··· DATA RECORDS
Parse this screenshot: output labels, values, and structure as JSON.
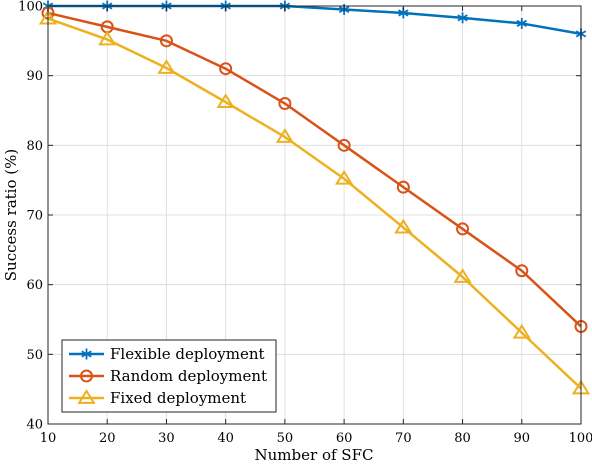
{
  "chart_data": {
    "type": "line",
    "title": "",
    "xlabel": "Number of SFC",
    "ylabel": "Success ratio (%)",
    "xlim": [
      10,
      100
    ],
    "ylim": [
      40,
      100
    ],
    "x": [
      10,
      20,
      30,
      40,
      50,
      60,
      70,
      80,
      90,
      100
    ],
    "x_ticks": [
      "10",
      "20",
      "30",
      "40",
      "50",
      "60",
      "70",
      "80",
      "90",
      "100"
    ],
    "y_ticks": [
      "40",
      "50",
      "60",
      "70",
      "80",
      "90",
      "100"
    ],
    "grid": true,
    "legend_position": "bottom-left",
    "series": [
      {
        "name": "Flexible deployment",
        "color": "#0072BD",
        "marker": "asterisk",
        "values": [
          100,
          100,
          100,
          100,
          100,
          99.5,
          99,
          98.3,
          97.5,
          96
        ]
      },
      {
        "name": "Random deployment",
        "color": "#D95319",
        "marker": "circle",
        "values": [
          99,
          97,
          95,
          91,
          86,
          80,
          74,
          68,
          62,
          54
        ]
      },
      {
        "name": "Fixed deployment",
        "color": "#EDB120",
        "marker": "triangle",
        "values": [
          98.2,
          95.2,
          91.1,
          86.2,
          81.2,
          75.2,
          68.2,
          61.1,
          53.1,
          45.1
        ]
      }
    ]
  }
}
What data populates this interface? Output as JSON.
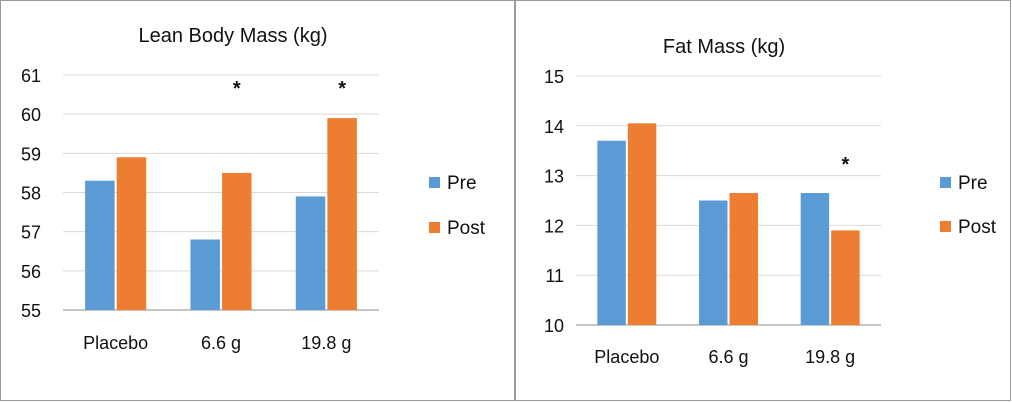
{
  "chart_data": [
    {
      "type": "bar",
      "title": "Lean Body Mass (kg)",
      "categories": [
        "Placebo",
        "6.6 g",
        "19.8 g"
      ],
      "series": [
        {
          "name": "Pre",
          "values": [
            58.3,
            56.8,
            57.9
          ],
          "color": "#5b9bd5"
        },
        {
          "name": "Post",
          "values": [
            58.9,
            58.5,
            59.9
          ],
          "color": "#ed7d31"
        }
      ],
      "ylim": [
        55,
        61
      ],
      "yticks": [
        55,
        56,
        57,
        58,
        59,
        60,
        61
      ],
      "grid": true,
      "legend": "right",
      "annotations": [
        {
          "category": "6.6 g",
          "text": "*"
        },
        {
          "category": "19.8 g",
          "text": "*"
        }
      ]
    },
    {
      "type": "bar",
      "title": "Fat Mass (kg)",
      "categories": [
        "Placebo",
        "6.6 g",
        "19.8 g"
      ],
      "series": [
        {
          "name": "Pre",
          "values": [
            13.7,
            12.5,
            12.65
          ],
          "color": "#5b9bd5"
        },
        {
          "name": "Post",
          "values": [
            14.05,
            12.65,
            11.9
          ],
          "color": "#ed7d31"
        }
      ],
      "ylim": [
        10,
        15
      ],
      "yticks": [
        10,
        11,
        12,
        13,
        14,
        15
      ],
      "grid": true,
      "legend": "right",
      "annotations": [
        {
          "category": "19.8 g",
          "text": "*"
        }
      ]
    }
  ]
}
······
▸ **PROBLEM REQUIREMENTS**
Every line is to be duplicated exactly, though pictures stay out.

▸ **THE SOLUTION**
Parse this screenshot: output labels, values, and structure as JSON.
{
  "chart_data": {
    "type": "line",
    "title": "",
    "xlabel": "Number of SFC",
    "ylabel": "Success ratio (%)",
    "xlim": [
      10,
      100
    ],
    "ylim": [
      40,
      100
    ],
    "x": [
      10,
      20,
      30,
      40,
      50,
      60,
      70,
      80,
      90,
      100
    ],
    "x_ticks": [
      "10",
      "20",
      "30",
      "40",
      "50",
      "60",
      "70",
      "80",
      "90",
      "100"
    ],
    "y_ticks": [
      "40",
      "50",
      "60",
      "70",
      "80",
      "90",
      "100"
    ],
    "grid": true,
    "legend_position": "bottom-left",
    "series": [
      {
        "name": "Flexible deployment",
        "color": "#0072BD",
        "marker": "asterisk",
        "values": [
          100,
          100,
          100,
          100,
          100,
          99.5,
          99,
          98.3,
          97.5,
          96
        ]
      },
      {
        "name": "Random deployment",
        "color": "#D95319",
        "marker": "circle",
        "values": [
          99,
          97,
          95,
          91,
          86,
          80,
          74,
          68,
          62,
          54
        ]
      },
      {
        "name": "Fixed deployment",
        "color": "#EDB120",
        "marker": "triangle",
        "values": [
          98.2,
          95.2,
          91.1,
          86.2,
          81.2,
          75.2,
          68.2,
          61.1,
          53.1,
          45.1
        ]
      }
    ]
  }
}
What data populates this interface? Output as JSON.
{
  "chart_data": [
    {
      "type": "bar",
      "title": "Lean Body Mass (kg)",
      "categories": [
        "Placebo",
        "6.6 g",
        "19.8 g"
      ],
      "series": [
        {
          "name": "Pre",
          "values": [
            58.3,
            56.8,
            57.9
          ],
          "color": "#5b9bd5"
        },
        {
          "name": "Post",
          "values": [
            58.9,
            58.5,
            59.9
          ],
          "color": "#ed7d31"
        }
      ],
      "ylim": [
        55,
        61
      ],
      "yticks": [
        55,
        56,
        57,
        58,
        59,
        60,
        61
      ],
      "grid": true,
      "legend": "right",
      "annotations": [
        {
          "category": "6.6 g",
          "text": "*"
        },
        {
          "category": "19.8 g",
          "text": "*"
        }
      ]
    },
    {
      "type": "bar",
      "title": "Fat Mass (kg)",
      "categories": [
        "Placebo",
        "6.6 g",
        "19.8 g"
      ],
      "series": [
        {
          "name": "Pre",
          "values": [
            13.7,
            12.5,
            12.65
          ],
          "color": "#5b9bd5"
        },
        {
          "name": "Post",
          "values": [
            14.05,
            12.65,
            11.9
          ],
          "color": "#ed7d31"
        }
      ],
      "ylim": [
        10,
        15
      ],
      "yticks": [
        10,
        11,
        12,
        13,
        14,
        15
      ],
      "grid": true,
      "legend": "right",
      "annotations": [
        {
          "category": "19.8 g",
          "text": "*"
        }
      ]
    }
  ]
}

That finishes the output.